-- What needs to be done --
Reproduce all of the records exactly.

(Figure record extracts)
☆ ☆ ☆

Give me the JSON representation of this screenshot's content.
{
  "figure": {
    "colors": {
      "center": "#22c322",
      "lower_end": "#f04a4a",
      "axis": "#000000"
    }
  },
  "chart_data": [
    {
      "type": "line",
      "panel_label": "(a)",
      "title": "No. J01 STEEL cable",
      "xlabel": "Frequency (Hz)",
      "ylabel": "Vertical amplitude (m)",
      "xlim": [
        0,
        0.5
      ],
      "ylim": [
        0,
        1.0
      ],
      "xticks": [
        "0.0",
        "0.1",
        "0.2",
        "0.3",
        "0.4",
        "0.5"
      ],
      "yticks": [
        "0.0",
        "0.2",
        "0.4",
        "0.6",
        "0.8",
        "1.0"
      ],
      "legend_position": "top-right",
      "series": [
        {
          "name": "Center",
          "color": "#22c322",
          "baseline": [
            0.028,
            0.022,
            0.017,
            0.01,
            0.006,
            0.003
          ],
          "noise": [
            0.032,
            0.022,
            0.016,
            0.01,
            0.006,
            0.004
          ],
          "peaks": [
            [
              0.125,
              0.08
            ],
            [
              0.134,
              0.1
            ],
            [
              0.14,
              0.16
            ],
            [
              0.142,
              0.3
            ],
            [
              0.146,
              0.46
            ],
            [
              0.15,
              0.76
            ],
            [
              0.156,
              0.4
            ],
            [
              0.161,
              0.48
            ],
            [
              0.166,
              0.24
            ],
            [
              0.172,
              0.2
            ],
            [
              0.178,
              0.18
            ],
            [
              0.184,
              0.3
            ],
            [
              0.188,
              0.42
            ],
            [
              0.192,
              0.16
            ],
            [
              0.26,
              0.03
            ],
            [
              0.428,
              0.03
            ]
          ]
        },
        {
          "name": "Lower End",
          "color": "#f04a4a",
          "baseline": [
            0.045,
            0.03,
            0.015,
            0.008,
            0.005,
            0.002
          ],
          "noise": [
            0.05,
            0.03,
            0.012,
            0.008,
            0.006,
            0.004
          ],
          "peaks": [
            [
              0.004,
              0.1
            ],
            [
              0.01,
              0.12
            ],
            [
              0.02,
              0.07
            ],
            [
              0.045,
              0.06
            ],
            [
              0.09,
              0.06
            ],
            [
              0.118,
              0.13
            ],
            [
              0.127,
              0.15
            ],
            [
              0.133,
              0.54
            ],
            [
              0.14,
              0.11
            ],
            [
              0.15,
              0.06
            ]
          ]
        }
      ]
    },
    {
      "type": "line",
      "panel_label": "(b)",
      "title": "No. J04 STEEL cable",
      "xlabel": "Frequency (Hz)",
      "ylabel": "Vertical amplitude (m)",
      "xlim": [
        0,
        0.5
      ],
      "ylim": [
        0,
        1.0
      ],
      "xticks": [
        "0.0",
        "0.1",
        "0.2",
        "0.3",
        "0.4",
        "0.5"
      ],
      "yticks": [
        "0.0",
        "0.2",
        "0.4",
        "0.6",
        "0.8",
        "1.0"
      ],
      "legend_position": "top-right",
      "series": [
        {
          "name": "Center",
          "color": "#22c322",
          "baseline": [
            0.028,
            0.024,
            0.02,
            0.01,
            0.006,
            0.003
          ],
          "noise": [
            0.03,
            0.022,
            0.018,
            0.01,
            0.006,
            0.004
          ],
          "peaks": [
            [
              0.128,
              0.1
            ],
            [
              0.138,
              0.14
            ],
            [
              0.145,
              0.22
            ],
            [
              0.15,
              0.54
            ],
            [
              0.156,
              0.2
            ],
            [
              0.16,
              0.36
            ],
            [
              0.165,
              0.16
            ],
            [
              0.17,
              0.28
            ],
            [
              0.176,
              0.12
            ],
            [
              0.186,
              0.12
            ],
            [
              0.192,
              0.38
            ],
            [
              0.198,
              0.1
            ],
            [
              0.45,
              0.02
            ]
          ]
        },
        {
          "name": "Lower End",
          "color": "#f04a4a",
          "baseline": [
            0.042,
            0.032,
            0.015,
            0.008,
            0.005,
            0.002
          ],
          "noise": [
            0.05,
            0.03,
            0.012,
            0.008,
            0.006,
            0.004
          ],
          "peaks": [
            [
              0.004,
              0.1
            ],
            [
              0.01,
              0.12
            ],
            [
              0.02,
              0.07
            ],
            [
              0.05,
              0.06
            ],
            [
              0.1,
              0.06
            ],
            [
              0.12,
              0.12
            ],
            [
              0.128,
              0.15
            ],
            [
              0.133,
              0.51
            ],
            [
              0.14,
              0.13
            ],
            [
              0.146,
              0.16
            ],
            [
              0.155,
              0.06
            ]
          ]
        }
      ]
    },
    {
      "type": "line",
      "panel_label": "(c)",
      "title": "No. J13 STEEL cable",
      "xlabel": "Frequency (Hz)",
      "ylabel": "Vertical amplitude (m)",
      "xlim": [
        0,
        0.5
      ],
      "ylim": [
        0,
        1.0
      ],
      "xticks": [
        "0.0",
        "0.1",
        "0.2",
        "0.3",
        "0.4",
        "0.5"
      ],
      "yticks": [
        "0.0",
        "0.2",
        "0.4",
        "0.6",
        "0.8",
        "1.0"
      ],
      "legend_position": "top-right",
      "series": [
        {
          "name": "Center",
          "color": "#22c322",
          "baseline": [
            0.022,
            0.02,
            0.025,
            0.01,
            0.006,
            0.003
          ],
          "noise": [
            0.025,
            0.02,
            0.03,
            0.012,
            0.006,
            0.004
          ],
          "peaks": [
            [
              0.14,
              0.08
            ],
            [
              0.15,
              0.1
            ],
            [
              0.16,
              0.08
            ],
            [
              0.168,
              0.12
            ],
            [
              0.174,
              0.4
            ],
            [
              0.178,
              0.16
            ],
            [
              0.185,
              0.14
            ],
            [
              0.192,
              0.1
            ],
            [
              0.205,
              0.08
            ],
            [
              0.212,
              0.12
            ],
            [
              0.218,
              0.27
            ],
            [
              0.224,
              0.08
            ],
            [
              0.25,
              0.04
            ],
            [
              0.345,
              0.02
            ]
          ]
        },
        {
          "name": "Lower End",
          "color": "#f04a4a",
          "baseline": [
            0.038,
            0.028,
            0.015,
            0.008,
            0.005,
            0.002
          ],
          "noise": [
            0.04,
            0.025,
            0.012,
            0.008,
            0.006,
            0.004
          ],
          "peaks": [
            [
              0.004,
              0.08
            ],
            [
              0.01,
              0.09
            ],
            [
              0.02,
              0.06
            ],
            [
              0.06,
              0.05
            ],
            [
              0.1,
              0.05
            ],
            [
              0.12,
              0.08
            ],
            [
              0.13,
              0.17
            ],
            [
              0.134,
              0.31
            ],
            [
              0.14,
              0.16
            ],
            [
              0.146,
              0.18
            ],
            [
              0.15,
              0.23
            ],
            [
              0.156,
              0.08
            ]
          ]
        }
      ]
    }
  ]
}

☆ ☆ ☆

-- Exercise answer --
Give me the JSON representation of this screenshot's content.
{
  "figure": {
    "colors": {
      "center": "#22c322",
      "lower_end": "#f04a4a",
      "axis": "#000000"
    }
  },
  "chart_data": [
    {
      "type": "line",
      "panel_label": "(a)",
      "title": "No. J01 STEEL cable",
      "xlabel": "Frequency (Hz)",
      "ylabel": "Vertical amplitude (m)",
      "xlim": [
        0,
        0.5
      ],
      "ylim": [
        0,
        1.0
      ],
      "xticks": [
        "0.0",
        "0.1",
        "0.2",
        "0.3",
        "0.4",
        "0.5"
      ],
      "yticks": [
        "0.0",
        "0.2",
        "0.4",
        "0.6",
        "0.8",
        "1.0"
      ],
      "legend_position": "top-right",
      "series": [
        {
          "name": "Center",
          "color": "#22c322",
          "baseline": [
            0.028,
            0.022,
            0.017,
            0.01,
            0.006,
            0.003
          ],
          "noise": [
            0.032,
            0.022,
            0.016,
            0.01,
            0.006,
            0.004
          ],
          "peaks": [
            [
              0.125,
              0.08
            ],
            [
              0.134,
              0.1
            ],
            [
              0.14,
              0.16
            ],
            [
              0.142,
              0.3
            ],
            [
              0.146,
              0.46
            ],
            [
              0.15,
              0.76
            ],
            [
              0.156,
              0.4
            ],
            [
              0.161,
              0.48
            ],
            [
              0.166,
              0.24
            ],
            [
              0.172,
              0.2
            ],
            [
              0.178,
              0.18
            ],
            [
              0.184,
              0.3
            ],
            [
              0.188,
              0.42
            ],
            [
              0.192,
              0.16
            ],
            [
              0.26,
              0.03
            ],
            [
              0.428,
              0.03
            ]
          ]
        },
        {
          "name": "Lower End",
          "color": "#f04a4a",
          "baseline": [
            0.045,
            0.03,
            0.015,
            0.008,
            0.005,
            0.002
          ],
          "noise": [
            0.05,
            0.03,
            0.012,
            0.008,
            0.006,
            0.004
          ],
          "peaks": [
            [
              0.004,
              0.1
            ],
            [
              0.01,
              0.12
            ],
            [
              0.02,
              0.07
            ],
            [
              0.045,
              0.06
            ],
            [
              0.09,
              0.06
            ],
            [
              0.118,
              0.13
            ],
            [
              0.127,
              0.15
            ],
            [
              0.133,
              0.54
            ],
            [
              0.14,
              0.11
            ],
            [
              0.15,
              0.06
            ]
          ]
        }
      ]
    },
    {
      "type": "line",
      "panel_label": "(b)",
      "title": "No. J04 STEEL cable",
      "xlabel": "Frequency (Hz)",
      "ylabel": "Vertical amplitude (m)",
      "xlim": [
        0,
        0.5
      ],
      "ylim": [
        0,
        1.0
      ],
      "xticks": [
        "0.0",
        "0.1",
        "0.2",
        "0.3",
        "0.4",
        "0.5"
      ],
      "yticks": [
        "0.0",
        "0.2",
        "0.4",
        "0.6",
        "0.8",
        "1.0"
      ],
      "legend_position": "top-right",
      "series": [
        {
          "name": "Center",
          "color": "#22c322",
          "baseline": [
            0.028,
            0.024,
            0.02,
            0.01,
            0.006,
            0.003
          ],
          "noise": [
            0.03,
            0.022,
            0.018,
            0.01,
            0.006,
            0.004
          ],
          "peaks": [
            [
              0.128,
              0.1
            ],
            [
              0.138,
              0.14
            ],
            [
              0.145,
              0.22
            ],
            [
              0.15,
              0.54
            ],
            [
              0.156,
              0.2
            ],
            [
              0.16,
              0.36
            ],
            [
              0.165,
              0.16
            ],
            [
              0.17,
              0.28
            ],
            [
              0.176,
              0.12
            ],
            [
              0.186,
              0.12
            ],
            [
              0.192,
              0.38
            ],
            [
              0.198,
              0.1
            ],
            [
              0.45,
              0.02
            ]
          ]
        },
        {
          "name": "Lower End",
          "color": "#f04a4a",
          "baseline": [
            0.042,
            0.032,
            0.015,
            0.008,
            0.005,
            0.002
          ],
          "noise": [
            0.05,
            0.03,
            0.012,
            0.008,
            0.006,
            0.004
          ],
          "peaks": [
            [
              0.004,
              0.1
            ],
            [
              0.01,
              0.12
            ],
            [
              0.02,
              0.07
            ],
            [
              0.05,
              0.06
            ],
            [
              0.1,
              0.06
            ],
            [
              0.12,
              0.12
            ],
            [
              0.128,
              0.15
            ],
            [
              0.133,
              0.51
            ],
            [
              0.14,
              0.13
            ],
            [
              0.146,
              0.16
            ],
            [
              0.155,
              0.06
            ]
          ]
        }
      ]
    },
    {
      "type": "line",
      "panel_label": "(c)",
      "title": "No. J13 STEEL cable",
      "xlabel": "Frequency (Hz)",
      "ylabel": "Vertical amplitude (m)",
      "xlim": [
        0,
        0.5
      ],
      "ylim": [
        0,
        1.0
      ],
      "xticks": [
        "0.0",
        "0.1",
        "0.2",
        "0.3",
        "0.4",
        "0.5"
      ],
      "yticks": [
        "0.0",
        "0.2",
        "0.4",
        "0.6",
        "0.8",
        "1.0"
      ],
      "legend_position": "top-right",
      "series": [
        {
          "name": "Center",
          "color": "#22c322",
          "baseline": [
            0.022,
            0.02,
            0.025,
            0.01,
            0.006,
            0.003
          ],
          "noise": [
            0.025,
            0.02,
            0.03,
            0.012,
            0.006,
            0.004
          ],
          "peaks": [
            [
              0.14,
              0.08
            ],
            [
              0.15,
              0.1
            ],
            [
              0.16,
              0.08
            ],
            [
              0.168,
              0.12
            ],
            [
              0.174,
              0.4
            ],
            [
              0.178,
              0.16
            ],
            [
              0.185,
              0.14
            ],
            [
              0.192,
              0.1
            ],
            [
              0.205,
              0.08
            ],
            [
              0.212,
              0.12
            ],
            [
              0.218,
              0.27
            ],
            [
              0.224,
              0.08
            ],
            [
              0.25,
              0.04
            ],
            [
              0.345,
              0.02
            ]
          ]
        },
        {
          "name": "Lower End",
          "color": "#f04a4a",
          "baseline": [
            0.038,
            0.028,
            0.015,
            0.008,
            0.005,
            0.002
          ],
          "noise": [
            0.04,
            0.025,
            0.012,
            0.008,
            0.006,
            0.004
          ],
          "peaks": [
            [
              0.004,
              0.08
            ],
            [
              0.01,
              0.09
            ],
            [
              0.02,
              0.06
            ],
            [
              0.06,
              0.05
            ],
            [
              0.1,
              0.05
            ],
            [
              0.12,
              0.08
            ],
            [
              0.13,
              0.17
            ],
            [
              0.134,
              0.31
            ],
            [
              0.14,
              0.16
            ],
            [
              0.146,
              0.18
            ],
            [
              0.15,
              0.23
            ],
            [
              0.156,
              0.08
            ]
          ]
        }
      ]
    }
  ]
}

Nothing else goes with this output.